## [Given records]

* Begin *

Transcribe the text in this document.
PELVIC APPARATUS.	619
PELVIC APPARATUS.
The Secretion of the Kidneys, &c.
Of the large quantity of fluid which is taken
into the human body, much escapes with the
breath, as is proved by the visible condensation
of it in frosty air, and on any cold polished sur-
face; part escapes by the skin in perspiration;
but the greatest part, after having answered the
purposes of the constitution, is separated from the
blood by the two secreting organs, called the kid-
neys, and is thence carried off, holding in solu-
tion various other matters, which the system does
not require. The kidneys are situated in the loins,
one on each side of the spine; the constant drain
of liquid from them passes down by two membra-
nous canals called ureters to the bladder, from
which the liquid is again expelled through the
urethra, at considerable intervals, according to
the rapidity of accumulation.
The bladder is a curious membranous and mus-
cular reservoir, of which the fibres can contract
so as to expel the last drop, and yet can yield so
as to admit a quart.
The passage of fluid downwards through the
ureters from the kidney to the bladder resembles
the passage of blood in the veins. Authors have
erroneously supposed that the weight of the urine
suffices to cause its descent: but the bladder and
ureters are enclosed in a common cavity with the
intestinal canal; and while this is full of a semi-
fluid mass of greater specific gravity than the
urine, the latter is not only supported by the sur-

* End *

## [Do this]
Gather up every line from the listing above in which the word "APPARATUS" occurs.

## [Answer to this exercise]
PELVIC APPARATUS.	619
PELVIC APPARATUS.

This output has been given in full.